▸ Task details: Reproduce every entry exactly.

----- Supplied material -----

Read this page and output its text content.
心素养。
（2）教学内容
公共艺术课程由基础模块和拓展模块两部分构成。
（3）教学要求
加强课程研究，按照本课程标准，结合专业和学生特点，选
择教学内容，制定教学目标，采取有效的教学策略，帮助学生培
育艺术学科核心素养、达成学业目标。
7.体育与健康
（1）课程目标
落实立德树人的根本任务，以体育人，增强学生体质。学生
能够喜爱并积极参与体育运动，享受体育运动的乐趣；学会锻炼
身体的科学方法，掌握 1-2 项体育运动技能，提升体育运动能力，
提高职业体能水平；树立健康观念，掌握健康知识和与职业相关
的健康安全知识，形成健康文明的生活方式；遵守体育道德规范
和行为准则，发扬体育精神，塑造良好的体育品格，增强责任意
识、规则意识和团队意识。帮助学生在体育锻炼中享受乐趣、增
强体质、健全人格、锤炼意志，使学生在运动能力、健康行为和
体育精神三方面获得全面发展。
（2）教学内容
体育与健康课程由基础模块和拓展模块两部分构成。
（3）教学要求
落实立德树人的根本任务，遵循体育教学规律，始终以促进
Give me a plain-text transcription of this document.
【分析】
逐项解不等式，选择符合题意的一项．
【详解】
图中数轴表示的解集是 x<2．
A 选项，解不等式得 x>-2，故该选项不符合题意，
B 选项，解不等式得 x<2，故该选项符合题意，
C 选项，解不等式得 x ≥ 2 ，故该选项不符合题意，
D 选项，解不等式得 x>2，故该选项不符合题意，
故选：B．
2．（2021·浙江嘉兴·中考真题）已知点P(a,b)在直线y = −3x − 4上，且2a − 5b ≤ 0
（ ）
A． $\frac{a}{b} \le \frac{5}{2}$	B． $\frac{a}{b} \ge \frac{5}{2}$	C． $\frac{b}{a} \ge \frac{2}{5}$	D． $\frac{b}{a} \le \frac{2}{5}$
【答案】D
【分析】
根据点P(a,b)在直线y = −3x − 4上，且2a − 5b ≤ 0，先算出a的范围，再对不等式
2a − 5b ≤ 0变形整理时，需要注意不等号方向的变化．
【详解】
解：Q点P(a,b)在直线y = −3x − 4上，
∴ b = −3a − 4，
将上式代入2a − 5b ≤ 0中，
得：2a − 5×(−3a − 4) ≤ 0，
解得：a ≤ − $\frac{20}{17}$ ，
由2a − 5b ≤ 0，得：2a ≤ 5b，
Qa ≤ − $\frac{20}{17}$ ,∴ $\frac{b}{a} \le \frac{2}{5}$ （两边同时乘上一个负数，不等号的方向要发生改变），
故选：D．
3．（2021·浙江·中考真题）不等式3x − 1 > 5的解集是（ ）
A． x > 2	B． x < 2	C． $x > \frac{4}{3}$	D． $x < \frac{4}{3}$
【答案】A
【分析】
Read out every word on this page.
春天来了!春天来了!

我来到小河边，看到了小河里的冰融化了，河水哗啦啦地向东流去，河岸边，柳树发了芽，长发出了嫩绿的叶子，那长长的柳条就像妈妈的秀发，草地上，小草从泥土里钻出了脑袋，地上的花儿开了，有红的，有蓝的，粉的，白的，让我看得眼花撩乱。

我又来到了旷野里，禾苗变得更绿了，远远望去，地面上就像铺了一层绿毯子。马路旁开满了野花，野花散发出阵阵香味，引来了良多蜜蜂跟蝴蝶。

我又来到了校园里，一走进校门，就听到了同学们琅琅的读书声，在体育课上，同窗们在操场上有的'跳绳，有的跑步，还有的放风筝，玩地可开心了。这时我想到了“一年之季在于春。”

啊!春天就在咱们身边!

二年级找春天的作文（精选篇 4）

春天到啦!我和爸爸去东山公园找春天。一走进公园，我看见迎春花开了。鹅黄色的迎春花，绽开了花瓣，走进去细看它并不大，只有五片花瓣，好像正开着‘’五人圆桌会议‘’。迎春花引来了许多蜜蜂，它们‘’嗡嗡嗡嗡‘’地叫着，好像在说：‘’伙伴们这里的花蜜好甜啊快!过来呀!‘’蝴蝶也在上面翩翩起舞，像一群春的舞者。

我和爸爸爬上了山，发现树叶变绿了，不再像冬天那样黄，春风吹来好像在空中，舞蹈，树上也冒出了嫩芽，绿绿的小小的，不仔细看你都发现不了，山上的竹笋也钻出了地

-----

▸ Right answer:
Read this page and output its text content.
心素养。
（2）教学内容
公共艺术课程由基础模块和拓展模块两部分构成。
（3）教学要求
加强课程研究，按照本课程标准，结合专业和学生特点，选
择教学内容，制定教学目标，采取有效的教学策略，帮助学生培
育艺术学科核心素养、达成学业目标。
7.体育与健康
（1）课程目标
落实立德树人的根本任务，以体育人，增强学生体质。学生
能够喜爱并积极参与体育运动，享受体育运动的乐趣；学会锻炼
身体的科学方法，掌握 1-2 项体育运动技能，提升体育运动能力，
提高职业体能水平；树立健康观念，掌握健康知识和与职业相关
的健康安全知识，形成健康文明的生活方式；遵守体育道德规范
和行为准则，发扬体育精神，塑造良好的体育品格，增强责任意
识、规则意识和团队意识。帮助学生在体育锻炼中享受乐趣、增
强体质、健全人格、锤炼意志，使学生在运动能力、健康行为和
体育精神三方面获得全面发展。
（2）教学内容
体育与健康课程由基础模块和拓展模块两部分构成。
（3）教学要求
落实立德树人的根本任务，遵循体育教学规律，始终以促进
Give me a plain-text transcription of this document.
【分析】
逐项解不等式，选择符合题意的一项．
【详解】
图中数轴表示的解集是 x<2．
A 选项，解不等式得 x>-2，故该选项不符合题意，
B 选项，解不等式得 x<2，故该选项符合题意，
C 选项，解不等式得 x ≥ 2 ，故该选项不符合题意，
D 选项，解不等式得 x>2，故该选项不符合题意，
故选：B．
2．（2021·浙江嘉兴·中考真题）已知点P(a,b)在直线y = −3x − 4上，且2a − 5b ≤ 0
（ ）
A． $\frac{a}{b} \le \frac{5}{2}$	B． $\frac{a}{b} \ge \frac{5}{2}$	C． $\frac{b}{a} \ge \frac{2}{5}$	D． $\frac{b}{a} \le \frac{2}{5}$
【答案】D
【分析】
根据点P(a,b)在直线y = −3x − 4上，且2a − 5b ≤ 0，先算出a的范围，再对不等式
2a − 5b ≤ 0变形整理时，需要注意不等号方向的变化．
【详解】
解：Q点P(a,b)在直线y = −3x − 4上，
∴ b = −3a − 4，
将上式代入2a − 5b ≤ 0中，
得：2a − 5×(−3a − 4) ≤ 0，
解得：a ≤ − $\frac{20}{17}$ ，
由2a − 5b ≤ 0，得：2a ≤ 5b，
Qa ≤ − $\frac{20}{17}$ ,∴ $\frac{b}{a} \le \frac{2}{5}$ （两边同时乘上一个负数，不等号的方向要发生改变），
故选：D．
3．（2021·浙江·中考真题）不等式3x − 1 > 5的解集是（ ）
A． x > 2	B． x < 2	C． $x > \frac{4}{3}$	D． $x < \frac{4}{3}$
【答案】A
【分析】
Read out every word on this page.
春天来了!春天来了!

我来到小河边，看到了小河里的冰融化了，河水哗啦啦地向东流去，河岸边，柳树发了芽，长发出了嫩绿的叶子，那长长的柳条就像妈妈的秀发，草地上，小草从泥土里钻出了脑袋，地上的花儿开了，有红的，有蓝的，粉的，白的，让我看得眼花撩乱。

我又来到了旷野里，禾苗变得更绿了，远远望去，地面上就像铺了一层绿毯子。马路旁开满了野花，野花散发出阵阵香味，引来了良多蜜蜂跟蝴蝶。

我又来到了校园里，一走进校门，就听到了同学们琅琅的读书声，在体育课上，同窗们在操场上有的'跳绳，有的跑步，还有的放风筝，玩地可开心了。这时我想到了“一年之季在于春。”

啊!春天就在咱们身边!

二年级找春天的作文（精选篇 4）

春天到啦!我和爸爸去东山公园找春天。一走进公园，我看见迎春花开了。鹅黄色的迎春花，绽开了花瓣，走进去细看它并不大，只有五片花瓣，好像正开着‘’五人圆桌会议‘’。迎春花引来了许多蜜蜂，它们‘’嗡嗡嗡嗡‘’地叫着，好像在说：‘’伙伴们这里的花蜜好甜啊快!过来呀!‘’蝴蝶也在上面翩翩起舞，像一群春的舞者。

我和爸爸爬上了山，发现树叶变绿了，不再像冬天那样黄，春风吹来好像在空中，舞蹈，树上也冒出了嫩芽，绿绿的小小的，不仔细看你都发现不了，山上的竹笋也钻出了地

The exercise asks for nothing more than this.